# The request
Count every line that includes the string "TILT" in the entries that follow. Nothing besides the number is needed.

# Input data
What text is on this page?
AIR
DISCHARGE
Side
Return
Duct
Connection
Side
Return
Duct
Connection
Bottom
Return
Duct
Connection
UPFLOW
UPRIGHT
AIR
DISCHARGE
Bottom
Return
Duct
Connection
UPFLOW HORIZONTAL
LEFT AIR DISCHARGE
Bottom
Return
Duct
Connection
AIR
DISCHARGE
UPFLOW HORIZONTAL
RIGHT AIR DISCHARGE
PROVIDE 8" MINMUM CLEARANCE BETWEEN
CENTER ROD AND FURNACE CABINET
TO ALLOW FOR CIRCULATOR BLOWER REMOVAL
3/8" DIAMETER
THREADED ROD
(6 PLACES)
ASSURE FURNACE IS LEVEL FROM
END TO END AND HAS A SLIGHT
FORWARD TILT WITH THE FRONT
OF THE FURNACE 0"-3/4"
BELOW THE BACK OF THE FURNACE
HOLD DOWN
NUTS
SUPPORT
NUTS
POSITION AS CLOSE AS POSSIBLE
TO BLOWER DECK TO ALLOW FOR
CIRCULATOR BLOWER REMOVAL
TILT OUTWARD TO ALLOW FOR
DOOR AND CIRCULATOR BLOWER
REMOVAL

# Solution to this exercise
2